• **GIVEN TASK**
Examine each line of the data. Copy those that contain the string "size".

• **DATASET ENTRIES**
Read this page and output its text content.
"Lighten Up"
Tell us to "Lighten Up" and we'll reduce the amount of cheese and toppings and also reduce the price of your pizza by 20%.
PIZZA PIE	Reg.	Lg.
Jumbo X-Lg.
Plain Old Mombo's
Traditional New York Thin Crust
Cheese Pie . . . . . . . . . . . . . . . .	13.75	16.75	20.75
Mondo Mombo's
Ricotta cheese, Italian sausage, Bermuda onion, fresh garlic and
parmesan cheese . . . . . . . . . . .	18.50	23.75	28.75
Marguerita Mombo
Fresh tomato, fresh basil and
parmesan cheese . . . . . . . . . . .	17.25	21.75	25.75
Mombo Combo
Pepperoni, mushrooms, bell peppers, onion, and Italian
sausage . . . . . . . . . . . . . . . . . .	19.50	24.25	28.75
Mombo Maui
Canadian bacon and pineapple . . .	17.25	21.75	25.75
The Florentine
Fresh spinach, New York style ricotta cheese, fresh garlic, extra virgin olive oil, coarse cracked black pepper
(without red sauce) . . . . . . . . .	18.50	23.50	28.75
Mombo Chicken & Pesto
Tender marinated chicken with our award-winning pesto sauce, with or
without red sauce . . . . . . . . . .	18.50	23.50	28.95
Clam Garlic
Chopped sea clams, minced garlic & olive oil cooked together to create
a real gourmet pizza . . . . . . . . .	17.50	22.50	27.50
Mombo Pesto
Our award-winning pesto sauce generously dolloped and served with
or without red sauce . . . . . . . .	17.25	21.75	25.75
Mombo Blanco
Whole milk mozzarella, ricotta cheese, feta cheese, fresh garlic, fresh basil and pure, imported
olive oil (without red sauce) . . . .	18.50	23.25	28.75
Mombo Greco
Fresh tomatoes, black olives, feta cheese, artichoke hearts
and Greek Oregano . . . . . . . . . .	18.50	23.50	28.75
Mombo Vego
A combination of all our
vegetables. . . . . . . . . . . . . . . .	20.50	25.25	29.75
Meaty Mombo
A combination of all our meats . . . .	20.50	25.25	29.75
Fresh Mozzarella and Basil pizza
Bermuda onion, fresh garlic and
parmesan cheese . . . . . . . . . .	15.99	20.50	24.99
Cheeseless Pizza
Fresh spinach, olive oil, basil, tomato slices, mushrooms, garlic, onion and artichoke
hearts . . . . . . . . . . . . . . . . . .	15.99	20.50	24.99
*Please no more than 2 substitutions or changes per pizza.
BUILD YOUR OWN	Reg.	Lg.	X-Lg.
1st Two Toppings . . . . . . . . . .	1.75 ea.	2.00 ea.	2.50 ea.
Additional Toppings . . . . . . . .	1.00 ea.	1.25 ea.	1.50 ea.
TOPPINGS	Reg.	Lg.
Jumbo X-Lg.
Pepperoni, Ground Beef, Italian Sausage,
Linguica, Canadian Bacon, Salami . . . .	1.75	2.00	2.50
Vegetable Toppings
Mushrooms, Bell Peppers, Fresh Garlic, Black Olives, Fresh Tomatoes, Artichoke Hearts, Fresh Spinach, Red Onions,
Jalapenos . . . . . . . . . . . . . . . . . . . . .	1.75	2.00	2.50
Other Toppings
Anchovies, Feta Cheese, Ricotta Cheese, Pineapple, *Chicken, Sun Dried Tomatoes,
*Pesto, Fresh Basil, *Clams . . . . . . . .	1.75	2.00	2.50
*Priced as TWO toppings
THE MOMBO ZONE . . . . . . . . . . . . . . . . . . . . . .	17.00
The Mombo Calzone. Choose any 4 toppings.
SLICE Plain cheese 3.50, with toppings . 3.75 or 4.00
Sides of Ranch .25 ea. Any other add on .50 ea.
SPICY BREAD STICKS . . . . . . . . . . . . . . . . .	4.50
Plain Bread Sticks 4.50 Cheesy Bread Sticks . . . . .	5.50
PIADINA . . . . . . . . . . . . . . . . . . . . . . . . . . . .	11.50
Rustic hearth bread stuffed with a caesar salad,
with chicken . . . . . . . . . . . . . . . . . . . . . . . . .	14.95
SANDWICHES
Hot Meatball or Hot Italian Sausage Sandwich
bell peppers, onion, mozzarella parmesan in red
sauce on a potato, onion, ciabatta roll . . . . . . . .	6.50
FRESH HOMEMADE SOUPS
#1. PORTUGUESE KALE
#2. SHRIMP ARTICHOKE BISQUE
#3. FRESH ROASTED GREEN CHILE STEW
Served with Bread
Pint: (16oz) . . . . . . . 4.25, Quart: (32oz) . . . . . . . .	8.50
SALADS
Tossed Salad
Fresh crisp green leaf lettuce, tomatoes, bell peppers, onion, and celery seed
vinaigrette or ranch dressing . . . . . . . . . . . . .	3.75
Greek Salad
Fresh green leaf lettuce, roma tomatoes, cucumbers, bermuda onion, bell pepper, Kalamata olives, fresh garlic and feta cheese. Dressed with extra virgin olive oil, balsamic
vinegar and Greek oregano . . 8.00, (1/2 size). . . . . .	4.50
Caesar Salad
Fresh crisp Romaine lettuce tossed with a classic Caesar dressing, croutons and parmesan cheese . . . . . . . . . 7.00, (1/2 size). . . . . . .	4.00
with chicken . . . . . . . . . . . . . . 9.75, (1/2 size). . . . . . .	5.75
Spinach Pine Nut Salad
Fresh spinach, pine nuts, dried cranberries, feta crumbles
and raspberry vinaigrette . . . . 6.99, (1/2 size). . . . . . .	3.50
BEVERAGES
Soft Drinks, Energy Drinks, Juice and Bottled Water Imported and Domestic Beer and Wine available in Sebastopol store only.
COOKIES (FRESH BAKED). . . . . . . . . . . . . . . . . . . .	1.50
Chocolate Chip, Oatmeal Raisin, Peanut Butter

• **CORRECT OUTPUT**
vinegar and Greek oregano . . 8.00, (1/2 size). . . . . .	4.50
Fresh crisp Romaine lettuce tossed with a classic Caesar dressing, croutons and parmesan cheese . . . . . . . . . 7.00, (1/2 size). . . . . . .	4.00
with chicken . . . . . . . . . . . . . . 9.75, (1/2 size). . . . . . .	5.75
and raspberry vinaigrette . . . . 6.99, (1/2 size). . . . . . .	3.50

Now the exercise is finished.